Give all of the lines again exactly as they read.

-- Start Supplied records --

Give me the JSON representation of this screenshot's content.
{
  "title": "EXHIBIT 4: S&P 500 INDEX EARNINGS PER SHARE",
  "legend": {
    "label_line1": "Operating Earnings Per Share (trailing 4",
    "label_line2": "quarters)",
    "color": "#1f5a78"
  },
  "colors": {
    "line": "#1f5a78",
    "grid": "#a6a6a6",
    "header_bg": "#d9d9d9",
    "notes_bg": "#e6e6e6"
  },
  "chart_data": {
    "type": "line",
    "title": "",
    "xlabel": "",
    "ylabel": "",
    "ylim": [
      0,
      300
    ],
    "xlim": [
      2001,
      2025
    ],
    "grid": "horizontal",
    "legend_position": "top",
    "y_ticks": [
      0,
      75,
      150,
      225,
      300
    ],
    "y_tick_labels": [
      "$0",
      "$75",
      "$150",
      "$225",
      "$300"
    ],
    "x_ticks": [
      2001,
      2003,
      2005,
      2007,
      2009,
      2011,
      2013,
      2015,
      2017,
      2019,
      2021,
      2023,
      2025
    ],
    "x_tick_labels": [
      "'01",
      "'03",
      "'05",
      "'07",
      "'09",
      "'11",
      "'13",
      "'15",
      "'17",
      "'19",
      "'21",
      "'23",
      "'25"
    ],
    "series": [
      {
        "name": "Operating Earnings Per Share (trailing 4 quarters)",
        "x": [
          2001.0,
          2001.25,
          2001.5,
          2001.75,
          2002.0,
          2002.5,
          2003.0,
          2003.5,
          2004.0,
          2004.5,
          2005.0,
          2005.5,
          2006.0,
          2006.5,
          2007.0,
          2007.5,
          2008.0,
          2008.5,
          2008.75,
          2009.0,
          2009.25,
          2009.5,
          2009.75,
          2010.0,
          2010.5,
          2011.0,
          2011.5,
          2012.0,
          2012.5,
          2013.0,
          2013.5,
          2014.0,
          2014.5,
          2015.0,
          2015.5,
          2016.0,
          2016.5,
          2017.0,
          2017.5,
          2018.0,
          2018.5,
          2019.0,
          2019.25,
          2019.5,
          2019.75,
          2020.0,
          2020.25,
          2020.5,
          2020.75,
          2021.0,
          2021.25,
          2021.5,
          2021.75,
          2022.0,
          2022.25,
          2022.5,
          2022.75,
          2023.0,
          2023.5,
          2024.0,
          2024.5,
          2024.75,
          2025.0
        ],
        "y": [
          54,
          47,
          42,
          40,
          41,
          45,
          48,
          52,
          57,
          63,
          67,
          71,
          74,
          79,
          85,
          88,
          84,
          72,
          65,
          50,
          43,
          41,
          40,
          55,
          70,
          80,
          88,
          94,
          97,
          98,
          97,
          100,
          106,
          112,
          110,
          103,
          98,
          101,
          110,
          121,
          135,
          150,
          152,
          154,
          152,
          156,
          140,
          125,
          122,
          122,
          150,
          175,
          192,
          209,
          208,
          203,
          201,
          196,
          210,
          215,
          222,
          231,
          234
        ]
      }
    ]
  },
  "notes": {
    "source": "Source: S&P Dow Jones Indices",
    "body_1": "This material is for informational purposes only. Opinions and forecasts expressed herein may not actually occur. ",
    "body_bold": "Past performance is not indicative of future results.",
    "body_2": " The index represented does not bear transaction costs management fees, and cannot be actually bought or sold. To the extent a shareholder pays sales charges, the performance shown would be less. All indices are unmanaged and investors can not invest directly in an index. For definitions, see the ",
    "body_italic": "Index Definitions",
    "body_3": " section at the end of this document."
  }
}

-- End Supplied records --

## Exercise response:
Give me the JSON representation of this screenshot's content.
{
  "title": "EXHIBIT 4: S&P 500 INDEX EARNINGS PER SHARE",
  "legend": {
    "label_line1": "Operating Earnings Per Share (trailing 4",
    "label_line2": "quarters)",
    "color": "#1f5a78"
  },
  "colors": {
    "line": "#1f5a78",
    "grid": "#a6a6a6",
    "header_bg": "#d9d9d9",
    "notes_bg": "#e6e6e6"
  },
  "chart_data": {
    "type": "line",
    "title": "",
    "xlabel": "",
    "ylabel": "",
    "ylim": [
      0,
      300
    ],
    "xlim": [
      2001,
      2025
    ],
    "grid": "horizontal",
    "legend_position": "top",
    "y_ticks": [
      0,
      75,
      150,
      225,
      300
    ],
    "y_tick_labels": [
      "$0",
      "$75",
      "$150",
      "$225",
      "$300"
    ],
    "x_ticks": [
      2001,
      2003,
      2005,
      2007,
      2009,
      2011,
      2013,
      2015,
      2017,
      2019,
      2021,
      2023,
      2025
    ],
    "x_tick_labels": [
      "'01",
      "'03",
      "'05",
      "'07",
      "'09",
      "'11",
      "'13",
      "'15",
      "'17",
      "'19",
      "'21",
      "'23",
      "'25"
    ],
    "series": [
      {
        "name": "Operating Earnings Per Share (trailing 4 quarters)",
        "x": [
          2001.0,
          2001.25,
          2001.5,
          2001.75,
          2002.0,
          2002.5,
          2003.0,
          2003.5,
          2004.0,
          2004.5,
          2005.0,
          2005.5,
          2006.0,
          2006.5,
          2007.0,
          2007.5,
          2008.0,
          2008.5,
          2008.75,
          2009.0,
          2009.25,
          2009.5,
          2009.75,
          2010.0,
          2010.5,
          2011.0,
          2011.5,
          2012.0,
          2012.5,
          2013.0,
          2013.5,
          2014.0,
          2014.5,
          2015.0,
          2015.5,
          2016.0,
          2016.5,
          2017.0,
          2017.5,
          2018.0,
          2018.5,
          2019.0,
          2019.25,
          2019.5,
          2019.75,
          2020.0,
          2020.25,
          2020.5,
          2020.75,
          2021.0,
          2021.25,
          2021.5,
          2021.75,
          2022.0,
          2022.25,
          2022.5,
          2022.75,
          2023.0,
          2023.5,
          2024.0,
          2024.5,
          2024.75,
          2025.0
        ],
        "y": [
          54,
          47,
          42,
          40,
          41,
          45,
          48,
          52,
          57,
          63,
          67,
          71,
          74,
          79,
          85,
          88,
          84,
          72,
          65,
          50,
          43,
          41,
          40,
          55,
          70,
          80,
          88,
          94,
          97,
          98,
          97,
          100,
          106,
          112,
          110,
          103,
          98,
          101,
          110,
          121,
          135,
          150,
          152,
          154,
          152,
          156,
          140,
          125,
          122,
          122,
          150,
          175,
          192,
          209,
          208,
          203,
          201,
          196,
          210,
          215,
          222,
          231,
          234
        ]
      }
    ]
  },
  "notes": {
    "source": "Source: S&P Dow Jones Indices",
    "body_1": "This material is for informational purposes only. Opinions and forecasts expressed herein may not actually occur. ",
    "body_bold": "Past performance is not indicative of future results.",
    "body_2": " The index represented does not bear transaction costs management fees, and cannot be actually bought or sold. To the extent a shareholder pays sales charges, the performance shown would be less. All indices are unmanaged and investors can not invest directly in an index. For definitions, see the ",
    "body_italic": "Index Definitions",
    "body_3": " section at the end of this document."
  }
}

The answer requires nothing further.